***** EXERCISE INPUT *****

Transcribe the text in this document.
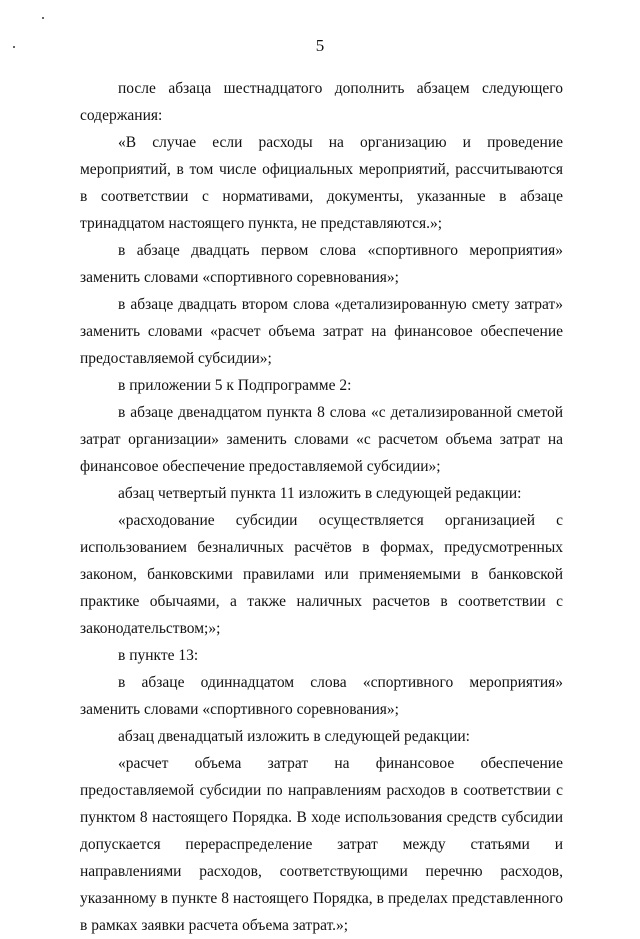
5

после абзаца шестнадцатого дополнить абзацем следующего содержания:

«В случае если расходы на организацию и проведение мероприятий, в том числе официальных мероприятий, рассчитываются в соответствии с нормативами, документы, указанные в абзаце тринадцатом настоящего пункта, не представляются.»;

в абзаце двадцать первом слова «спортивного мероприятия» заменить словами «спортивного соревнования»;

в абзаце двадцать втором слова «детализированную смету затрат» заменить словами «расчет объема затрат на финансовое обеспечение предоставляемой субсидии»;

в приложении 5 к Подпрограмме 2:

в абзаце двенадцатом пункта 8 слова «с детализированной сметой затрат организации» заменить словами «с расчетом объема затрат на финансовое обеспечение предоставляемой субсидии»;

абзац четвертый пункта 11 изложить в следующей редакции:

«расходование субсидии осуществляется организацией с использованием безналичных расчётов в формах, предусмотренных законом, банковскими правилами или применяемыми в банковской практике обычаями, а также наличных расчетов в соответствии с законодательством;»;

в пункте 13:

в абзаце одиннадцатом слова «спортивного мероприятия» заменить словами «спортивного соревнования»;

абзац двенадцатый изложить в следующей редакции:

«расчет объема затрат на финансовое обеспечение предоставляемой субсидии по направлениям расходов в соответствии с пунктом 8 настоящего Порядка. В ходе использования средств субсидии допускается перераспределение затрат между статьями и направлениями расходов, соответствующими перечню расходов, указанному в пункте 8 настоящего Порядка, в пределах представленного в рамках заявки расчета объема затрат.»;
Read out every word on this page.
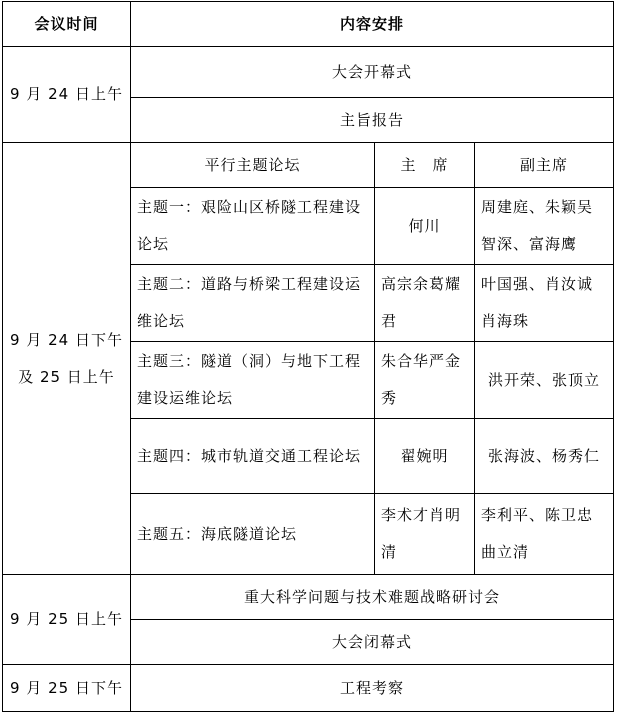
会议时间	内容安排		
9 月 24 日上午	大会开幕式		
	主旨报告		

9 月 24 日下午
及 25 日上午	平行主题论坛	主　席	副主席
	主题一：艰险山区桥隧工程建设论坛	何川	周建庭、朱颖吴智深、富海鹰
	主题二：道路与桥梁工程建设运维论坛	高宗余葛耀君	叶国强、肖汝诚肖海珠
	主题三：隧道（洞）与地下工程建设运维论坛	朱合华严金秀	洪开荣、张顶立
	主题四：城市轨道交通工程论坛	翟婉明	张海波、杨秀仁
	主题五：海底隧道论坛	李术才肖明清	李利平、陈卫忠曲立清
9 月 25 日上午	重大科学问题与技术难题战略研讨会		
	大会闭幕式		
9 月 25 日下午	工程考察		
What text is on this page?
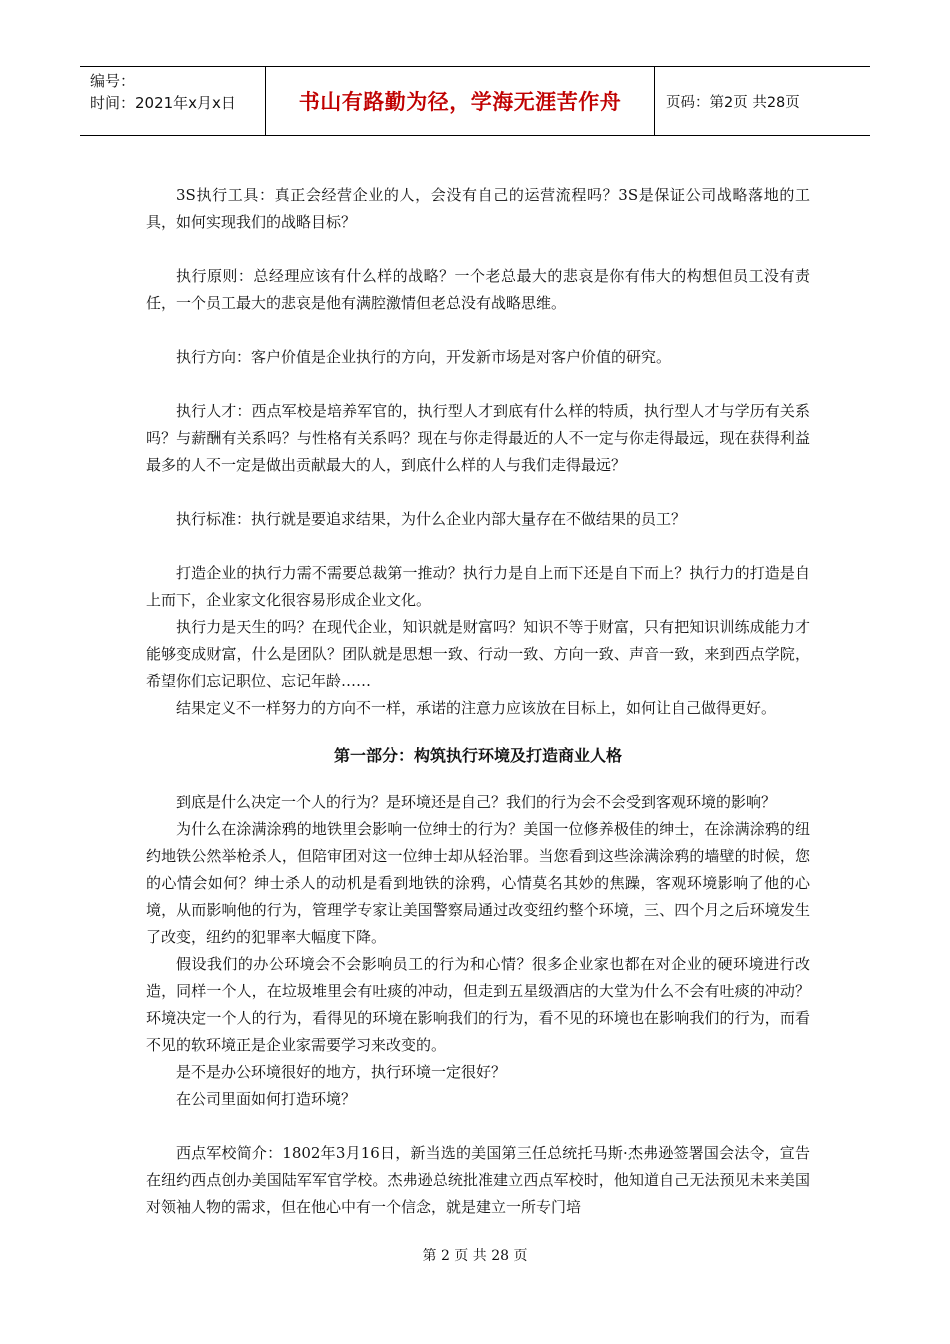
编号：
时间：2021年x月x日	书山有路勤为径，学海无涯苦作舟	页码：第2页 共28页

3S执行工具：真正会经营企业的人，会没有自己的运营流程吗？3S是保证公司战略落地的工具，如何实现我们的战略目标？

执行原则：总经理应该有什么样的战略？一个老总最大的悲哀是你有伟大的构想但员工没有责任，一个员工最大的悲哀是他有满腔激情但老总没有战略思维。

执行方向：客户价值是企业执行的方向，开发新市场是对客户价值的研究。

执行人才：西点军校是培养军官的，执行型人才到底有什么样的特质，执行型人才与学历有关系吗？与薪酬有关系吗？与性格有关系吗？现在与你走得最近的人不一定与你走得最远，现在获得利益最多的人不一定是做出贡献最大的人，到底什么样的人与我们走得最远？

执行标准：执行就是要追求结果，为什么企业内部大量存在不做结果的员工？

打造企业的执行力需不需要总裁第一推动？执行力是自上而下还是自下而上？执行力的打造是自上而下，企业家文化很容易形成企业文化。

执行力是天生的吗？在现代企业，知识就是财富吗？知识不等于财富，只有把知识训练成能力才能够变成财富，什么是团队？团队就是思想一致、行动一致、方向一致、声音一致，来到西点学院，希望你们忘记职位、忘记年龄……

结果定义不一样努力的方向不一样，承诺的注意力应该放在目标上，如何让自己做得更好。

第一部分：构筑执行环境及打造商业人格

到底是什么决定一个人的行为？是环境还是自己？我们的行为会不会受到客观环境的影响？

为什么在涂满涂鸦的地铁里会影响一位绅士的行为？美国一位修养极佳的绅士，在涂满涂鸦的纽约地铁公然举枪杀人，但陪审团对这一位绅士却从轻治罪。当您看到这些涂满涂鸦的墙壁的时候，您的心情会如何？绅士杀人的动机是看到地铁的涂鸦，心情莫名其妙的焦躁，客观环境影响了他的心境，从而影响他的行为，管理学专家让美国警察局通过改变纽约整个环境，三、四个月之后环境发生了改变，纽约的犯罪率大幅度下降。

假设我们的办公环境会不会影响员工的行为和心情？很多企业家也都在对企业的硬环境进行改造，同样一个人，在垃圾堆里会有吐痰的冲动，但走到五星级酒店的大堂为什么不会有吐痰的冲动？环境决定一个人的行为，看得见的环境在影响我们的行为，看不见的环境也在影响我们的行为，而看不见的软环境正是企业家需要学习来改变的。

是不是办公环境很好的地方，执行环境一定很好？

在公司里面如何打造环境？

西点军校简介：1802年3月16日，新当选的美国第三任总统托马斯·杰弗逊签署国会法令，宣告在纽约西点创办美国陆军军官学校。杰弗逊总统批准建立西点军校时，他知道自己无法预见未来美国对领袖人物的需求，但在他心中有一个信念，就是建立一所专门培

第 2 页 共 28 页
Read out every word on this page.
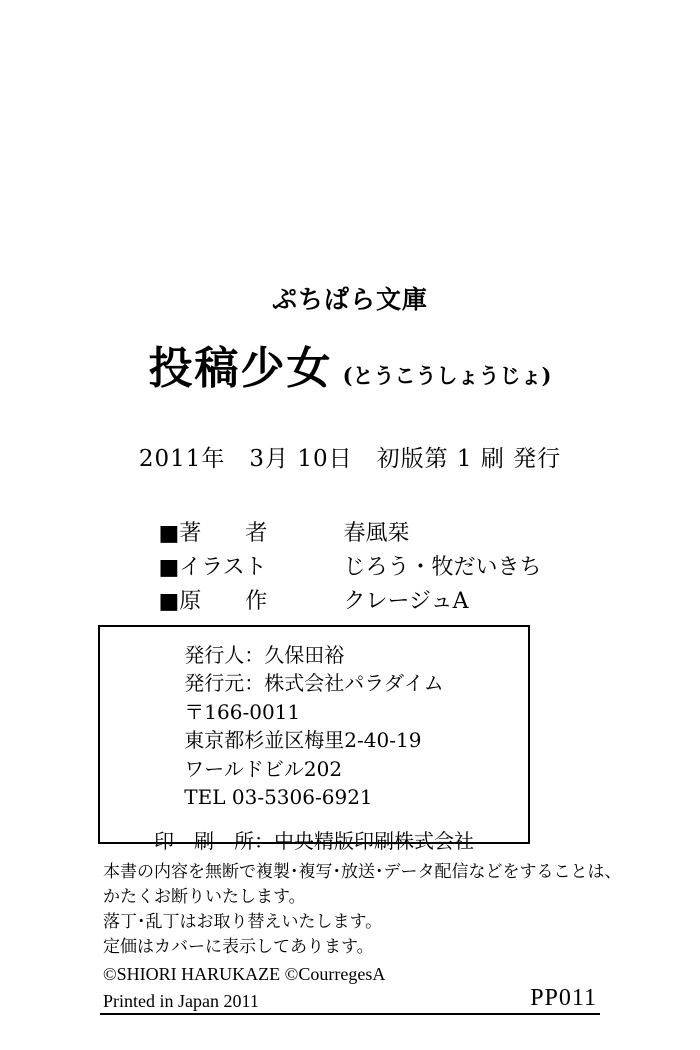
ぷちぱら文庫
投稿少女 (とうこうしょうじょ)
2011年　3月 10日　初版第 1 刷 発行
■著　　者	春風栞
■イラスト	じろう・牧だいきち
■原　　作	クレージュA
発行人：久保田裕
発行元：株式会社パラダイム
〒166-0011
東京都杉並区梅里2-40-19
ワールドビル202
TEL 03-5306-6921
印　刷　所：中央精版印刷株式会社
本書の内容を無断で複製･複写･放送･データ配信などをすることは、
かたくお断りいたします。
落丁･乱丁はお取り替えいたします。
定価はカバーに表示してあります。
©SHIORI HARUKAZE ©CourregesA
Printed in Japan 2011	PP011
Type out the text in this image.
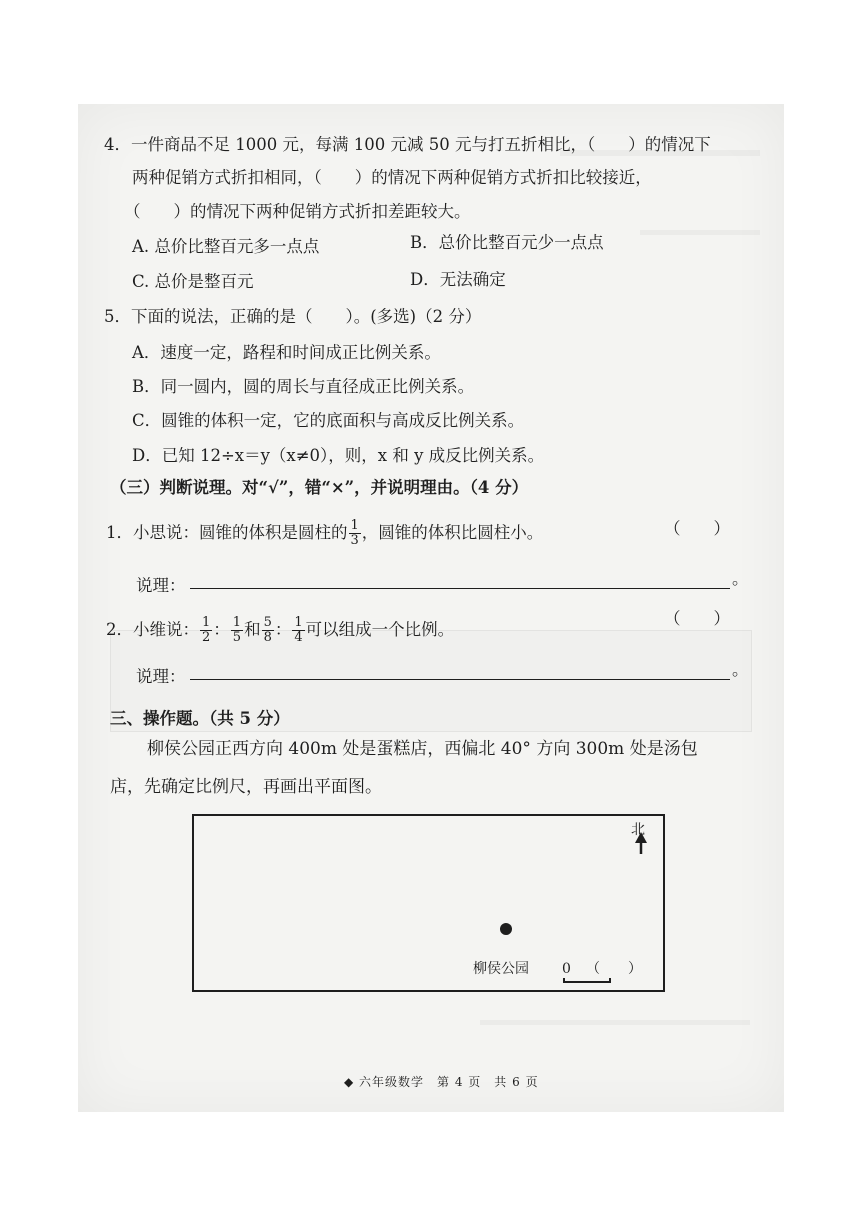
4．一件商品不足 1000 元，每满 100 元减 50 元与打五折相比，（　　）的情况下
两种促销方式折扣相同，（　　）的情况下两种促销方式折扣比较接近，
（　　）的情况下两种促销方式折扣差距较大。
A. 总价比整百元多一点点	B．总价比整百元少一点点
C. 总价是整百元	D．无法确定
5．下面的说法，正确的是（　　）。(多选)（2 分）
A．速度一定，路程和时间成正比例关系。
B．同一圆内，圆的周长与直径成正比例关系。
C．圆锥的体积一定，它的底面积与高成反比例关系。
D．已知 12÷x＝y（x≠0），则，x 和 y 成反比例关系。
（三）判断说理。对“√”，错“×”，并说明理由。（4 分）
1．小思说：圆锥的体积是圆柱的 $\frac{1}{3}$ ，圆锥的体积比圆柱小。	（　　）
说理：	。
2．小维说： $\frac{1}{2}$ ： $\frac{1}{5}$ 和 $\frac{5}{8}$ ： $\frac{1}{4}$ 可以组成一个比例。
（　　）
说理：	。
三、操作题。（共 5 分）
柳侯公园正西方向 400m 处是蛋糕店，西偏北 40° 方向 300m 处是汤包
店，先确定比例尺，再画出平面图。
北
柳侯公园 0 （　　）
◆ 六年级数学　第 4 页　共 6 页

*****

### AIM
Repeat the entries exactly and keep the pictures out of the copy.

### SOLUTION
Transcribe the text in this document.
5

после абзаца шестнадцатого дополнить абзацем следующего содержания:

«В случае если расходы на организацию и проведение мероприятий, в том числе официальных мероприятий, рассчитываются в соответствии с нормативами, документы, указанные в абзаце тринадцатом настоящего пункта, не представляются.»;

в абзаце двадцать первом слова «спортивного мероприятия» заменить словами «спортивного соревнования»;

в абзаце двадцать втором слова «детализированную смету затрат» заменить словами «расчет объема затрат на финансовое обеспечение предоставляемой субсидии»;

в приложении 5 к Подпрограмме 2:

в абзаце двенадцатом пункта 8 слова «с детализированной сметой затрат организации» заменить словами «с расчетом объема затрат на финансовое обеспечение предоставляемой субсидии»;

абзац четвертый пункта 11 изложить в следующей редакции:

«расходование субсидии осуществляется организацией с использованием безналичных расчётов в формах, предусмотренных законом, банковскими правилами или применяемыми в банковской практике обычаями, а также наличных расчетов в соответствии с законодательством;»;

в пункте 13:

в абзаце одиннадцатом слова «спортивного мероприятия» заменить словами «спортивного соревнования»;

абзац двенадцатый изложить в следующей редакции:

«расчет объема затрат на финансовое обеспечение предоставляемой субсидии по направлениям расходов в соответствии с пунктом 8 настоящего Порядка. В ходе использования средств субсидии допускается перераспределение затрат между статьями и направлениями расходов, соответствующими перечню расходов, указанному в пункте 8 настоящего Порядка, в пределах представленного в рамках заявки расчета объема затрат.»;
Read out every word on this page.
会议时间	内容安排		
9 月 24 日上午	大会开幕式		
	主旨报告		

9 月 24 日下午
及 25 日上午	平行主题论坛	主　席	副主席
	主题一：艰险山区桥隧工程建设论坛	何川	周建庭、朱颖吴智深、富海鹰
	主题二：道路与桥梁工程建设运维论坛	高宗余葛耀君	叶国强、肖汝诚肖海珠
	主题三：隧道（洞）与地下工程建设运维论坛	朱合华严金秀	洪开荣、张顶立
	主题四：城市轨道交通工程论坛	翟婉明	张海波、杨秀仁
	主题五：海底隧道论坛	李术才肖明清	李利平、陈卫忠曲立清
9 月 25 日上午	重大科学问题与技术难题战略研讨会		
	大会闭幕式		
9 月 25 日下午	工程考察		
What text is on this page?
编号：
时间：2021年x月x日	书山有路勤为径，学海无涯苦作舟	页码：第2页 共28页

3S执行工具：真正会经营企业的人，会没有自己的运营流程吗？3S是保证公司战略落地的工具，如何实现我们的战略目标？

执行原则：总经理应该有什么样的战略？一个老总最大的悲哀是你有伟大的构想但员工没有责任，一个员工最大的悲哀是他有满腔激情但老总没有战略思维。

执行方向：客户价值是企业执行的方向，开发新市场是对客户价值的研究。

执行人才：西点军校是培养军官的，执行型人才到底有什么样的特质，执行型人才与学历有关系吗？与薪酬有关系吗？与性格有关系吗？现在与你走得最近的人不一定与你走得最远，现在获得利益最多的人不一定是做出贡献最大的人，到底什么样的人与我们走得最远？

执行标准：执行就是要追求结果，为什么企业内部大量存在不做结果的员工？

打造企业的执行力需不需要总裁第一推动？执行力是自上而下还是自下而上？执行力的打造是自上而下，企业家文化很容易形成企业文化。

执行力是天生的吗？在现代企业，知识就是财富吗？知识不等于财富，只有把知识训练成能力才能够变成财富，什么是团队？团队就是思想一致、行动一致、方向一致、声音一致，来到西点学院，希望你们忘记职位、忘记年龄……

结果定义不一样努力的方向不一样，承诺的注意力应该放在目标上，如何让自己做得更好。

第一部分：构筑执行环境及打造商业人格

到底是什么决定一个人的行为？是环境还是自己？我们的行为会不会受到客观环境的影响？

为什么在涂满涂鸦的地铁里会影响一位绅士的行为？美国一位修养极佳的绅士，在涂满涂鸦的纽约地铁公然举枪杀人，但陪审团对这一位绅士却从轻治罪。当您看到这些涂满涂鸦的墙壁的时候，您的心情会如何？绅士杀人的动机是看到地铁的涂鸦，心情莫名其妙的焦躁，客观环境影响了他的心境，从而影响他的行为，管理学专家让美国警察局通过改变纽约整个环境，三、四个月之后环境发生了改变，纽约的犯罪率大幅度下降。

假设我们的办公环境会不会影响员工的行为和心情？很多企业家也都在对企业的硬环境进行改造，同样一个人，在垃圾堆里会有吐痰的冲动，但走到五星级酒店的大堂为什么不会有吐痰的冲动？环境决定一个人的行为，看得见的环境在影响我们的行为，看不见的环境也在影响我们的行为，而看不见的软环境正是企业家需要学习来改变的。

是不是办公环境很好的地方，执行环境一定很好？

在公司里面如何打造环境？

西点军校简介：1802年3月16日，新当选的美国第三任总统托马斯·杰弗逊签署国会法令，宣告在纽约西点创办美国陆军军官学校。杰弗逊总统批准建立西点军校时，他知道自己无法预见未来美国对领袖人物的需求，但在他心中有一个信念，就是建立一所专门培

第 2 页 共 28 页
Read out every word on this page.
ぷちぱら文庫
投稿少女 (とうこうしょうじょ)
2011年　3月 10日　初版第 1 刷 発行
■著　　者	春風栞
■イラスト	じろう・牧だいきち
■原　　作	クレージュA
発行人：久保田裕
発行元：株式会社パラダイム
〒166-0011
東京都杉並区梅里2-40-19
ワールドビル202
TEL 03-5306-6921
印　刷　所：中央精版印刷株式会社
本書の内容を無断で複製･複写･放送･データ配信などをすることは、
かたくお断りいたします。
落丁･乱丁はお取り替えいたします。
定価はカバーに表示してあります。
©SHIORI HARUKAZE ©CourregesA
Printed in Japan 2011	PP011
Type out the text in this image.
4．一件商品不足 1000 元，每满 100 元减 50 元与打五折相比，（　　）的情况下
两种促销方式折扣相同，（　　）的情况下两种促销方式折扣比较接近，
（　　）的情况下两种促销方式折扣差距较大。
A. 总价比整百元多一点点	B．总价比整百元少一点点
C. 总价是整百元	D．无法确定
5．下面的说法，正确的是（　　）。(多选)（2 分）
A．速度一定，路程和时间成正比例关系。
B．同一圆内，圆的周长与直径成正比例关系。
C．圆锥的体积一定，它的底面积与高成反比例关系。
D．已知 12÷x＝y（x≠0），则，x 和 y 成反比例关系。
（三）判断说理。对“√”，错“×”，并说明理由。（4 分）
1．小思说：圆锥的体积是圆柱的 $\frac{1}{3}$ ，圆锥的体积比圆柱小。	（　　）
说理：	。
2．小维说： $\frac{1}{2}$ ： $\frac{1}{5}$ 和 $\frac{5}{8}$ ： $\frac{1}{4}$ 可以组成一个比例。
（　　）
说理：	。
三、操作题。（共 5 分）
柳侯公园正西方向 400m 处是蛋糕店，西偏北 40° 方向 300m 处是汤包
店，先确定比例尺，再画出平面图。
北
柳侯公园 0 （　　）
◆ 六年级数学　第 4 页　共 6 页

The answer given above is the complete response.